◆ **Supplied passage**
◆ ◆ ◆

Ok, now that I said that I hear people coming with the complaint that in our documentation we don't explain clearly nor prominently what gets generated for all constructs. You would be right. I wonder why nobody ever complained about this... For what it's worth, I consider those issues bugs and I am committed to fix them in time. Of course, I would gladly accept patches adding such documentation.
As to better clarify my "vision" of Elixir's future, here are the "abstract" goals I have for Elixir:
- Implement more useful patterns,
- provide ways to customize all the provided patterns the exact way you want them,
- and do not get in the way when you do not want to use them at all.
The only limitation Elixir should add is the inherent declarative limitation, which is that you can't map the same class to different tables/selectables.
Incidentally, these are roughly the release criteria for Elixir 1.0, whenever that will happen.
Creating a collection manager with Elixir in January issue of Python Magazine
Written on 2009-01-27 14:38.After being in the pipeline for a while, my article about Elixir was published in the January issue of Python Magazine. To my surprise, it even made the cover. Maybe, the editors meant it as a little present for my birthday (which is today), who knows... ;-)

◆ ◆ ◆

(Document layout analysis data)
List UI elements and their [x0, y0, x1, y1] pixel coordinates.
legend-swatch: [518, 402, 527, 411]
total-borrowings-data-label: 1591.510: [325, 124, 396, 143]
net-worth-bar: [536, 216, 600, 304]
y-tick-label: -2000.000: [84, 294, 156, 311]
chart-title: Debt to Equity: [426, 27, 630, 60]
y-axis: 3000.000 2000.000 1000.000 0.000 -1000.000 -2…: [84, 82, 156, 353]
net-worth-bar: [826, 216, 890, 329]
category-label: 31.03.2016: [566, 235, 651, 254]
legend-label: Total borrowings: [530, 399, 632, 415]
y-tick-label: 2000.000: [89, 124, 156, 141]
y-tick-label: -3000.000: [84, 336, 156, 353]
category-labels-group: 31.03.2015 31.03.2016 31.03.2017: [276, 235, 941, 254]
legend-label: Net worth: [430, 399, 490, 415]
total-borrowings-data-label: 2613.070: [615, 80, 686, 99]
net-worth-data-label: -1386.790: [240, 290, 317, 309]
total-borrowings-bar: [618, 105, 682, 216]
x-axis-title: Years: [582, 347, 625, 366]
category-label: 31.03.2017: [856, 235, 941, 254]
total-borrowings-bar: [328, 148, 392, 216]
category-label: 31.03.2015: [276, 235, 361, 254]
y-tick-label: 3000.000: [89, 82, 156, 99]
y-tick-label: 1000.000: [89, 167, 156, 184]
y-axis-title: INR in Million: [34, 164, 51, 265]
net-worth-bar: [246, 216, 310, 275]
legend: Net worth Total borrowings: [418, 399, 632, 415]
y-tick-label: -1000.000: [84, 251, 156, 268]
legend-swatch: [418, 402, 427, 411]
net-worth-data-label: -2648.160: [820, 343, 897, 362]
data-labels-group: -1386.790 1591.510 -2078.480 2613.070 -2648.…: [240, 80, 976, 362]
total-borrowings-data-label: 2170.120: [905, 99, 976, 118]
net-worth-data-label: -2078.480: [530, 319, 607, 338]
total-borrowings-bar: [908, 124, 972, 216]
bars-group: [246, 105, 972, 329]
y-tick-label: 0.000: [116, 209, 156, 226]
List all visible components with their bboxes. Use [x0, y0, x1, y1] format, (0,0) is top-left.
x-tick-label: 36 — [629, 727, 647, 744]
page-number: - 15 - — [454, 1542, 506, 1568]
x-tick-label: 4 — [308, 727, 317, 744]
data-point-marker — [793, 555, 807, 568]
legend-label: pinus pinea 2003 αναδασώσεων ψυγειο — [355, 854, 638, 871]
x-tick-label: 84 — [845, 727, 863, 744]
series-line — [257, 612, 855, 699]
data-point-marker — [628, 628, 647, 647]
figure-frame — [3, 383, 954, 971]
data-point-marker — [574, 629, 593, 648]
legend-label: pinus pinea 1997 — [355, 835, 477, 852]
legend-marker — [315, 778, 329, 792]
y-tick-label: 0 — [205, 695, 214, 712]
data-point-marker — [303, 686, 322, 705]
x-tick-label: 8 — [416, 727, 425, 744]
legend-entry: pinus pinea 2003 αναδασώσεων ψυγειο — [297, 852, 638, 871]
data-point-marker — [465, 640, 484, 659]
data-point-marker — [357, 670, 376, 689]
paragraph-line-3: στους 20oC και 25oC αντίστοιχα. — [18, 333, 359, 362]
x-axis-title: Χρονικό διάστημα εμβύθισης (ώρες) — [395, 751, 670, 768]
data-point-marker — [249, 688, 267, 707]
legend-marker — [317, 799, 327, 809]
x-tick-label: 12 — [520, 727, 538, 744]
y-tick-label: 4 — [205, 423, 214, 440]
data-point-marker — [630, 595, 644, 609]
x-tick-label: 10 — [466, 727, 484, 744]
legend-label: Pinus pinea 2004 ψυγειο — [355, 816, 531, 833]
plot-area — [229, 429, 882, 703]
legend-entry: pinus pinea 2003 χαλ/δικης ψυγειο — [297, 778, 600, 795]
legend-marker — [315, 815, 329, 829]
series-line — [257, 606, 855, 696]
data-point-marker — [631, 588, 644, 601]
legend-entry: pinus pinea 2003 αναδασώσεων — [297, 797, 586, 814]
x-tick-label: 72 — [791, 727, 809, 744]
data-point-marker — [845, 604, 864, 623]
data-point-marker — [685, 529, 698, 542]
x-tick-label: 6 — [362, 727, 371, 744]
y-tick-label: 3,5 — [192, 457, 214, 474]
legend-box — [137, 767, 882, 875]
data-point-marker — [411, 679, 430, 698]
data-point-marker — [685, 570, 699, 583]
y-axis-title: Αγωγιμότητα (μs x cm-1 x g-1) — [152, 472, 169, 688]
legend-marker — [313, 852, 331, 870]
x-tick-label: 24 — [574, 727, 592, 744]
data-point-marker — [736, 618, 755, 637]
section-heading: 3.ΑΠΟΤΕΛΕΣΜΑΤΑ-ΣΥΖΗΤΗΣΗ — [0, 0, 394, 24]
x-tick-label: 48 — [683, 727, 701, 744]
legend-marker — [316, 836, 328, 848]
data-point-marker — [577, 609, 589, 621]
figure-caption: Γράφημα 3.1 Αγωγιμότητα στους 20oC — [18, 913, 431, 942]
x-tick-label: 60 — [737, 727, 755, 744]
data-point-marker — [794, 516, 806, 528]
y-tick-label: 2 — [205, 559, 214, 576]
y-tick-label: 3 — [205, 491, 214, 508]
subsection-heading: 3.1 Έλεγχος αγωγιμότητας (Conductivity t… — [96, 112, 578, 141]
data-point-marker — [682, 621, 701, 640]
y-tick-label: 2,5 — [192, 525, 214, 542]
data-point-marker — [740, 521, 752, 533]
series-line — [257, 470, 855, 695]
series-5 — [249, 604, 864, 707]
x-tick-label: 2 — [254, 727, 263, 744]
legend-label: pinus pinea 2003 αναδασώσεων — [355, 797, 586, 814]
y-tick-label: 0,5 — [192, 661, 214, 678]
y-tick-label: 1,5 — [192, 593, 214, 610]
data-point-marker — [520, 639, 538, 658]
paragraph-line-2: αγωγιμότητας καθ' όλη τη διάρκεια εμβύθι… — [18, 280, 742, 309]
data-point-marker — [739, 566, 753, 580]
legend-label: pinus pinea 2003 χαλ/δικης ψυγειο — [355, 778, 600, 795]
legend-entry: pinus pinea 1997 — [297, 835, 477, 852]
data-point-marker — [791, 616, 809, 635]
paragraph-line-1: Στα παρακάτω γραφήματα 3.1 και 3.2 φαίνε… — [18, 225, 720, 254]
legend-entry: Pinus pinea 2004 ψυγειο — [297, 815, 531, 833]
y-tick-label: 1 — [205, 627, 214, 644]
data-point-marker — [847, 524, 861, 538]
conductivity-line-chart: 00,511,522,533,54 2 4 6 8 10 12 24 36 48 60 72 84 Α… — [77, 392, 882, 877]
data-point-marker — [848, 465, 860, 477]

◆ ◆ ◆

◆ **Activity 1**
Rewrite the Elixir passage from "Ok, now that" up to and including "to different tables/selectables.", changing "patterns" to "conventions" everywhere it occurs.
◆ **Activity 2**
For each statement, say yes or no depending on whether the Elixir passage supports it, and quote the words that decide it.
(a) The writer regards the missing documentation as bugs.
(b) Elixir 1.0 has already been released.
(c) The article appeared in the February issue of Python Magazine.
◆ **Activity 3**
Continue the Elixir passage from the point where it ends.
The layout analysis data is separate from the Elixir passage and stands on its own.

◆ **Response 1**
Ok, now that I said that I hear people coming with the complaint that in our documentation we don't explain clearly nor prominently what gets generated for all constructs. You would be right. I wonder why nobody ever complained about this... For what it's worth, I consider those issues bugs and I am committed to fix them in time. Of course, I would gladly accept patches adding such documentation.
As to better clarify my "vision" of Elixir's future, here are the "abstract" goals I have for Elixir:
- Implement more useful conventions,
- provide ways to customize all the provided conventions the exact way you want them,
- and do not get in the way when you do not want to use them at all.
The only limitation Elixir should add is the inherent declarative limitation, which is that you can't map the same class to different tables/selectables.

◆ **Response 2**
(a) Yes: "I consider those issues bugs"
(b) No: "these are roughly the release criteria for Elixir 1.0, whenever that will happen"
(c) No: "published in the January issue of Python Magazine"

◆ **Response 3**
Within the article, I build a simple collection manager using Elixir, SQLAlchemy, CherryPy and Genshi. This is the first time I write an article for a technical magazine, and I would really love to hear what people think about it.
Update: As I have been given access to the PDF version of the issue, I noticed the "Useful/Related Links" of my article are not the ones I put there (and are completely unrelated -- I wonder where they come from?). For what it's worth here are the links that should have been included:
- Source code for the program built within the article - http://www.openhex.com/products/elixir/pymag
- Data Mapper Pattern - http://www.martinfowler.com/eaaCatalog/dataMapper.html
- Active Record Pattern - http://www.martinfowler.com/eaaCatalog/activeRecord.html
- REST - http://en.wikipedia.org/wiki/Representational_State_Transfer
Now I understand why there was not any hit on the page holding the application source code...
Update: The version they distribute now has been corrected.
Thanks to someone who let us know by email, we just realized the comment form on our blog has been broken for the last 2 months for people who were not using the "follow-up by email" feature. This is fixed now. Sorry for the inconvenience.
Due to the recent surge of comment spam on Nicolas's blog (160+ in 10 days), I've now implemented the most basic captcha I could think of for posting comments in our blogs. FWIW, I used a text input, instead of the simpler alternatives: a checkbox or a dropdown so that it is unlikely to be bypassed "unintentionally" by random content.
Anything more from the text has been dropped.